## Given instruction
Answer with one number: how many lines hold "解题思路".

** START OF Dataset extract **

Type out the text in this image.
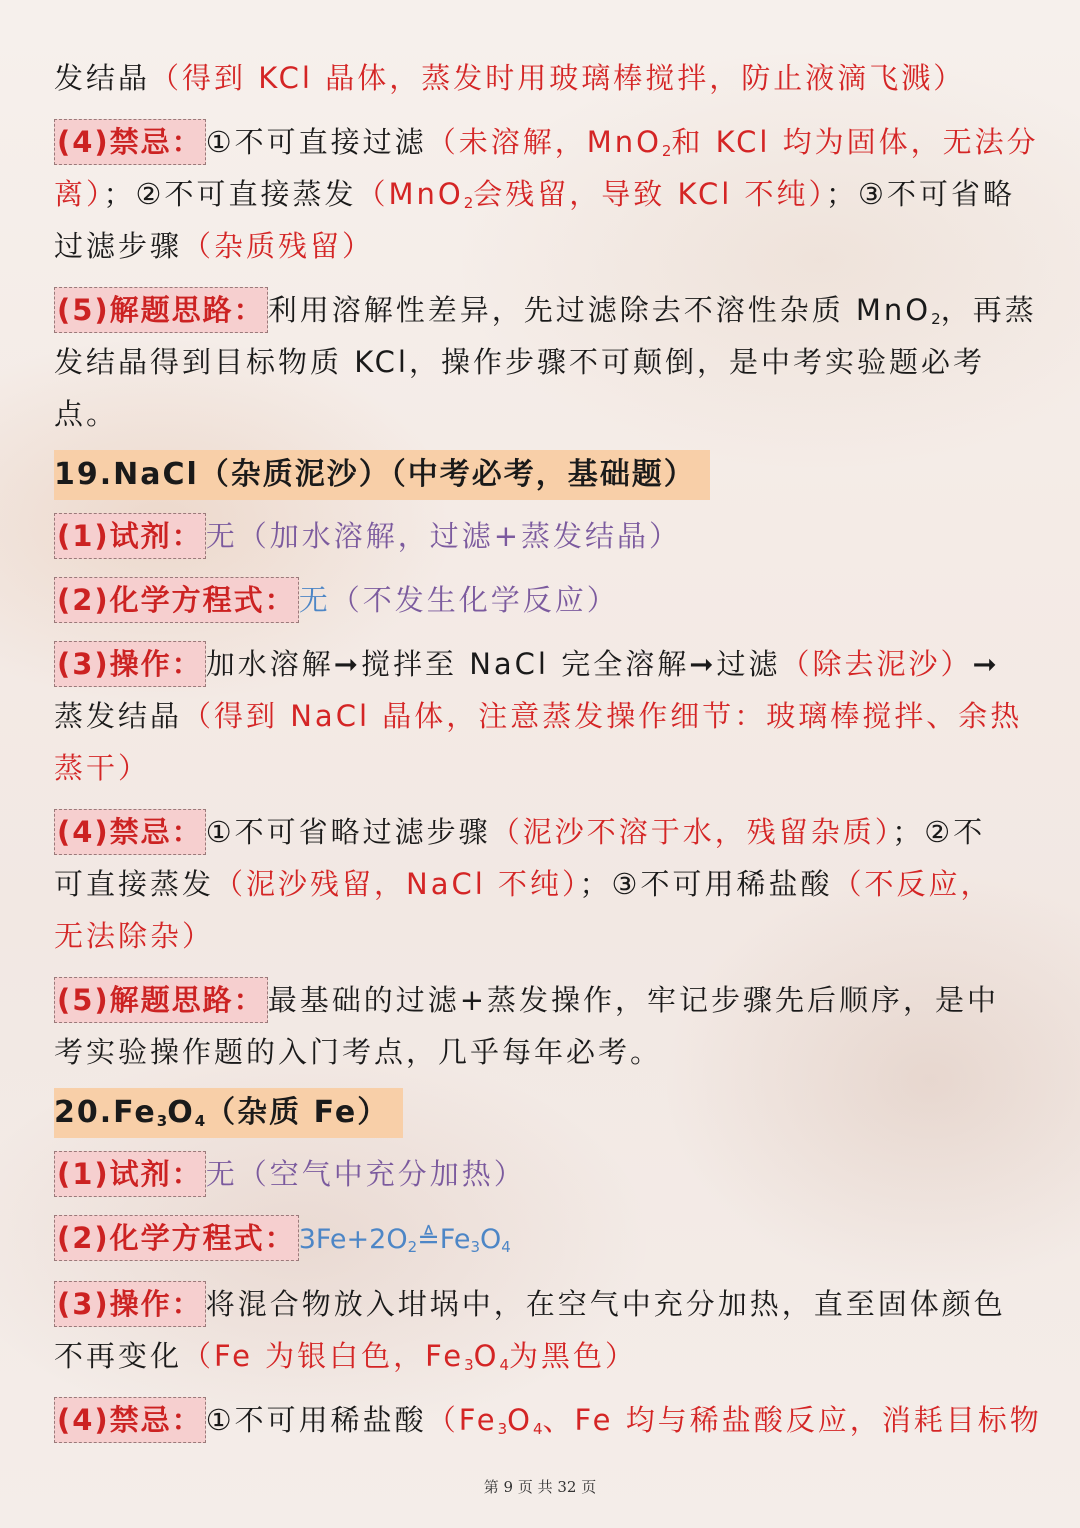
发结晶（得到 KCl 晶体，蒸发时用玻璃棒搅拌，防止液滴飞溅）

(4)禁忌： ①不可直接过滤（未溶解，MnO$_2$和 KCl 均为固体，无法分

离）；②不可直接蒸发（MnO$_2$会残留，导致 KCl 不纯）；③不可省略

过滤步骤（杂质残留）

(5)解题思路： 利用溶解性差异，先过滤除去不溶性杂质 MnO$_2$，再蒸

发结晶得到目标物质 KCl，操作步骤不可颠倒，是中考实验题必考

点。

19.NaCl（杂质泥沙）（中考必考，基础题）

(1)试剂： 无（加水溶解，过滤+蒸发结晶）

(2)化学方程式： 无（不发生化学反应）

(3)操作： 加水溶解➞搅拌至 NaCl 完全溶解➞过滤（除去泥沙）➞

蒸发结晶（得到 NaCl 晶体，注意蒸发操作细节：玻璃棒搅拌、余热

蒸干）

(4)禁忌： ①不可省略过滤步骤（泥沙不溶于水，残留杂质）；②不

可直接蒸发（泥沙残留，NaCl 不纯）；③不可用稀盐酸（不反应，

无法除杂）

(5)解题思路： 最基础的过滤+蒸发操作，牢记步骤先后顺序，是中

考实验操作题的入门考点，几乎每年必考。

$20.Fe_3O_4$（杂质 Fe）

(1)试剂： 无（空气中充分加热）

(2)化学方程式： $3Fe+2O_2≜Fe_3O_4$

(3)操作： 将混合物放入坩埚中，在空气中充分加热，直至固体颜色

不再变化（Fe 为银白色，$Fe_3O_4$为黑色）

(4)禁忌： ①不可用稀盐酸（$Fe_3O_4$、Fe 均与稀盐酸反应，消耗目标物

第 9 页 共 32 页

** END OF Dataset extract **

## Reply to the exercise
2